**Problem statement:**
Say how many lines of the material below contain the word "populates", with no other words.

**Dataset records:**
□ □ □ □

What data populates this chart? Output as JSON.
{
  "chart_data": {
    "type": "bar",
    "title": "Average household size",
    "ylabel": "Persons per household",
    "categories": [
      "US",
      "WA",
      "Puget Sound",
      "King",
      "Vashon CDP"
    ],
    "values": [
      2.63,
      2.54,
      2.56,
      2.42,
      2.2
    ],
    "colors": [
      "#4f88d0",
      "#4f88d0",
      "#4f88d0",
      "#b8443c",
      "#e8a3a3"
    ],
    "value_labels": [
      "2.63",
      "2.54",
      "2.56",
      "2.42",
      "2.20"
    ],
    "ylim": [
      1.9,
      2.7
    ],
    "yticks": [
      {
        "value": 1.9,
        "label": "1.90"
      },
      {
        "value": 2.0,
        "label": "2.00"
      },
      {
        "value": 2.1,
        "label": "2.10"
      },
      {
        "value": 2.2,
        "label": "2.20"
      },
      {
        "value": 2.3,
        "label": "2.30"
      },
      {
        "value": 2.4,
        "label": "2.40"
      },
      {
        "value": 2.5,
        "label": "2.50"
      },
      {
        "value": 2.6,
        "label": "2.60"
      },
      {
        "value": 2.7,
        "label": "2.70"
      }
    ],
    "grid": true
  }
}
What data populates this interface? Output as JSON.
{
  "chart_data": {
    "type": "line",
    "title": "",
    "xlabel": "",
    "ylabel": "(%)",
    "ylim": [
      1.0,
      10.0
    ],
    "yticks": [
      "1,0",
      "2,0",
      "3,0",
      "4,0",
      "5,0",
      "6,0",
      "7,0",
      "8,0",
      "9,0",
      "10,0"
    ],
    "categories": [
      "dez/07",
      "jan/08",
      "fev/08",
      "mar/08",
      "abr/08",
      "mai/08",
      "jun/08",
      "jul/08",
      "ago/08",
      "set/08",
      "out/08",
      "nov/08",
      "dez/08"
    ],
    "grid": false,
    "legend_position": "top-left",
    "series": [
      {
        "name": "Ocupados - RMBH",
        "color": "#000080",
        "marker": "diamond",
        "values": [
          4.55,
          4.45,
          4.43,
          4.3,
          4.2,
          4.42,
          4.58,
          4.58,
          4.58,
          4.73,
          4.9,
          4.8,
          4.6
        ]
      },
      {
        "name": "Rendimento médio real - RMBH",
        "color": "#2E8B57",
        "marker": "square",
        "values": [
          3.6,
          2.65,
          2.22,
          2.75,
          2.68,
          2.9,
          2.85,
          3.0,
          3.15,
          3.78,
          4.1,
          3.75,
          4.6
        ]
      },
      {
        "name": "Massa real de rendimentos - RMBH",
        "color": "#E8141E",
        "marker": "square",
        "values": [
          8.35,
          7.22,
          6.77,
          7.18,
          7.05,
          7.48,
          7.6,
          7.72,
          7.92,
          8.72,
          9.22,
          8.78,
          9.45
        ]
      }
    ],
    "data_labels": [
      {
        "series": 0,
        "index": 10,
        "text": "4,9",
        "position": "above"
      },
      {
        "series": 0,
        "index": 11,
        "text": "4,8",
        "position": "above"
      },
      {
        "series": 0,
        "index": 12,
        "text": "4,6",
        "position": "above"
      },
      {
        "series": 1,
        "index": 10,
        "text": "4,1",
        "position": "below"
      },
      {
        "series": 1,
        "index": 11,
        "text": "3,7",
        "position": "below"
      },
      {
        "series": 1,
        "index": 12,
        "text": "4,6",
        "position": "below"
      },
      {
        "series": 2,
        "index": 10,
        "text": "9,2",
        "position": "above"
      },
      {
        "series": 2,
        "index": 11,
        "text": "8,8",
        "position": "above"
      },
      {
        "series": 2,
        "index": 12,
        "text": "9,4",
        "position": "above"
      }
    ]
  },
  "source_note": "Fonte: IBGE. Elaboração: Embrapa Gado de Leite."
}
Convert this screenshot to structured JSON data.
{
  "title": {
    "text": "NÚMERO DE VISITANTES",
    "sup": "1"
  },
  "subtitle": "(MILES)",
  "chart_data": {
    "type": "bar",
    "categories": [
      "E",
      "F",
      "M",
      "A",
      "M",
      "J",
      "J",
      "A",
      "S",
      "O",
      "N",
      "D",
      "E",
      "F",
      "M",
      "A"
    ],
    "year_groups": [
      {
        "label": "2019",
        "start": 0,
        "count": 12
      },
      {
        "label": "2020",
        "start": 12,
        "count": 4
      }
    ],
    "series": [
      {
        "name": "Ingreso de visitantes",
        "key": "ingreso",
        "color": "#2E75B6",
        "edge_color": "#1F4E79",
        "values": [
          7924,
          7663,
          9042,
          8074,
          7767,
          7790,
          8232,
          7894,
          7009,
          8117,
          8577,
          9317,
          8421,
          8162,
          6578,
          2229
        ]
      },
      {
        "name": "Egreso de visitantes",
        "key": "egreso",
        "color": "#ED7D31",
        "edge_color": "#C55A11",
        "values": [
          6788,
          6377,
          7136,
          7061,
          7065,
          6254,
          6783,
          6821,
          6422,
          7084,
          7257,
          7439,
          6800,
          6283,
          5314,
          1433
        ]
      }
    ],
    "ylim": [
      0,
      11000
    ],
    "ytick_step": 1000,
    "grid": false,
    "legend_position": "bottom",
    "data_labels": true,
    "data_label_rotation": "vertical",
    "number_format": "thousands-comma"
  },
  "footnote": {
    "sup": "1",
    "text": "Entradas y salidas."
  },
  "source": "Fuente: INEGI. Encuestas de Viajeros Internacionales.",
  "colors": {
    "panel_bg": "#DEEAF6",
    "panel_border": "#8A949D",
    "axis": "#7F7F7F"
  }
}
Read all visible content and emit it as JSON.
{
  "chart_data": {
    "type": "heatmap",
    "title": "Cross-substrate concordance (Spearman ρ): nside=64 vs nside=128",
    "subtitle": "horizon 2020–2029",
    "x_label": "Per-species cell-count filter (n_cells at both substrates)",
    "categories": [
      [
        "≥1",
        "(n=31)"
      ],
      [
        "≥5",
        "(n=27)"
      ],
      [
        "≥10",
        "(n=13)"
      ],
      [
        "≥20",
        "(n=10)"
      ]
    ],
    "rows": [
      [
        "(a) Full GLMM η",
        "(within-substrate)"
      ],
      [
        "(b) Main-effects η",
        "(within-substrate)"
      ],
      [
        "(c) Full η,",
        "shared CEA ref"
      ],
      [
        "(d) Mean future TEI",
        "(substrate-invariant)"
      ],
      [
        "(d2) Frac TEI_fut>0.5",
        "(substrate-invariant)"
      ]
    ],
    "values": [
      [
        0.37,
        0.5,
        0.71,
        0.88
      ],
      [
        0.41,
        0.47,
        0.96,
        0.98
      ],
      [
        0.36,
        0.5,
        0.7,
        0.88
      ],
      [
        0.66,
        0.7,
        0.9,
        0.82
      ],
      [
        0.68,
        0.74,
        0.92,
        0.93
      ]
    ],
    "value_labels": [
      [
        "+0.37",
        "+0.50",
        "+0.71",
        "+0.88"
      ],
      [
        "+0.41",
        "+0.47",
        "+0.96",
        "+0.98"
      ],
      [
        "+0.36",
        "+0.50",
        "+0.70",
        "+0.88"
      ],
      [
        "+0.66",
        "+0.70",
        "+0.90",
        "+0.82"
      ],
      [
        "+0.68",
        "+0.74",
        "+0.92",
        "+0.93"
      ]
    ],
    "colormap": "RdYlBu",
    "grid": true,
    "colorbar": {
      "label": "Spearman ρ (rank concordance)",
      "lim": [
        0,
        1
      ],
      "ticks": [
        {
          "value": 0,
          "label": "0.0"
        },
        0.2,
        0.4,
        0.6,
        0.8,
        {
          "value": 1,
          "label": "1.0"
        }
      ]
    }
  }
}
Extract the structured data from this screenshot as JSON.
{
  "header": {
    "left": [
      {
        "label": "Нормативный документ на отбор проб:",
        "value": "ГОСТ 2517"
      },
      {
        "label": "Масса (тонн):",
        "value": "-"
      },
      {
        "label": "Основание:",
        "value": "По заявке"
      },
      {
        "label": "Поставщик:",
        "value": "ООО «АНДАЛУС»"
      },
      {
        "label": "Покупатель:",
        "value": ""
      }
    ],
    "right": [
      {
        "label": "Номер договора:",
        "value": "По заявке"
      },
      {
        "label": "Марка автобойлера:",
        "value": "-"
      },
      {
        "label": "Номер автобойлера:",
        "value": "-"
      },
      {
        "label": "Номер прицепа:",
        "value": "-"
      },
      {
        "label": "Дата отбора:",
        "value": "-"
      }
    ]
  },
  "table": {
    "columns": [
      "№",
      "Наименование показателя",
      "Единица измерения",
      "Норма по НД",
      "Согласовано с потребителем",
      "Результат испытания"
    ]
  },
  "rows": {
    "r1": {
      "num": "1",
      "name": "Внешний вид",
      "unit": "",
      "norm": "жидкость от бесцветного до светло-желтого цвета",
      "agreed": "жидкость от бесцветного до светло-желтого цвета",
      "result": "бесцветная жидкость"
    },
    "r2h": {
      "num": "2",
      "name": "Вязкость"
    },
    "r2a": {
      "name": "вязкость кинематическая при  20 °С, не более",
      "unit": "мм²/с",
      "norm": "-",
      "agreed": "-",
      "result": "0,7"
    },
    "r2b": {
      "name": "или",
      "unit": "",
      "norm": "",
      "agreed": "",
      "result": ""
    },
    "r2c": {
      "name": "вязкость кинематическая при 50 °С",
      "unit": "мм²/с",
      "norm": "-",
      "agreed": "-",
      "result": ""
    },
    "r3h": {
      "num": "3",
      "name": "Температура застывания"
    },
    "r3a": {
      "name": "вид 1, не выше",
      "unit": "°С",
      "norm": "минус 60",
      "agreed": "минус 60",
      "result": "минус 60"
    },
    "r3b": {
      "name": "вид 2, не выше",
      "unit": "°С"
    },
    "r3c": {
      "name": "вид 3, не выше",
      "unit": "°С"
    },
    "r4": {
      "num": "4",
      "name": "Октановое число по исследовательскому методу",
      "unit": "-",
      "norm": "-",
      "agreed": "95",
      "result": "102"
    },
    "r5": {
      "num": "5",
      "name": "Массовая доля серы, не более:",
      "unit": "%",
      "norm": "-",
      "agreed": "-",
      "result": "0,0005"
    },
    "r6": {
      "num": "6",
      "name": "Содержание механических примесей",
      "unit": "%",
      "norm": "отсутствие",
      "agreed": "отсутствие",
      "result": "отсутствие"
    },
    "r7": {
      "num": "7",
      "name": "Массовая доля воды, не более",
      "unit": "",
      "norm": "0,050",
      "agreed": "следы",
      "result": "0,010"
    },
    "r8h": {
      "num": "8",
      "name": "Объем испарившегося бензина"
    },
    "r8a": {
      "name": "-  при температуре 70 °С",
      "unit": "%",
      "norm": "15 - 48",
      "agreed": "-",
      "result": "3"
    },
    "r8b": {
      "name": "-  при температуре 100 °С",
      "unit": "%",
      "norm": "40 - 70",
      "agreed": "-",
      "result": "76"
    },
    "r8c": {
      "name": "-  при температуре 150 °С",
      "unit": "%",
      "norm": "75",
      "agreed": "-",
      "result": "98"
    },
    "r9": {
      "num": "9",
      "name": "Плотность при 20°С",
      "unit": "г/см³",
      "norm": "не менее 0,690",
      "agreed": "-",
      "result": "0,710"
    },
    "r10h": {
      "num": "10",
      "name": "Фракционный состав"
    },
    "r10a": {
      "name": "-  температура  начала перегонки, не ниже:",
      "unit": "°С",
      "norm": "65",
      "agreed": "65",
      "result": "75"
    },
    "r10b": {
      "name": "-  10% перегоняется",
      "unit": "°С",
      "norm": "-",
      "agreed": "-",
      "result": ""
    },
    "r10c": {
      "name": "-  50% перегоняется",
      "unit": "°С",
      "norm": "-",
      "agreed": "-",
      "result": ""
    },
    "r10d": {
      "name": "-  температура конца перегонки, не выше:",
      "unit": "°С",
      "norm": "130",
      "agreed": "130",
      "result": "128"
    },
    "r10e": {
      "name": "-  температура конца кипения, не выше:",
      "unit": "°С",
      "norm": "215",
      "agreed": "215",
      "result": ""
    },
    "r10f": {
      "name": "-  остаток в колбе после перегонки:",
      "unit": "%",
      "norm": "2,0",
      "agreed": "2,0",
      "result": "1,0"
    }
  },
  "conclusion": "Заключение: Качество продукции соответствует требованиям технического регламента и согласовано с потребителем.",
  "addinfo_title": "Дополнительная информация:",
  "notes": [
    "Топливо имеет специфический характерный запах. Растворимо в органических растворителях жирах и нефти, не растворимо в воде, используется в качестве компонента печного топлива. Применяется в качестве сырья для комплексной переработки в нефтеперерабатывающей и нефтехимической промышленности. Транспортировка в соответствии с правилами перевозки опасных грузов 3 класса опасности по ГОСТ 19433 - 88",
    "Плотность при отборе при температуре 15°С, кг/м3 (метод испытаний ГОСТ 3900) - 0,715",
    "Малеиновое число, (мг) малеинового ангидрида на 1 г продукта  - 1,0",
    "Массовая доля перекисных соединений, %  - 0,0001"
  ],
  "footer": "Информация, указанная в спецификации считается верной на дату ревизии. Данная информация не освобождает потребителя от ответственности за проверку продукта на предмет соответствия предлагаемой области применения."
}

□ □ □ □

**Output of the exercise:**
2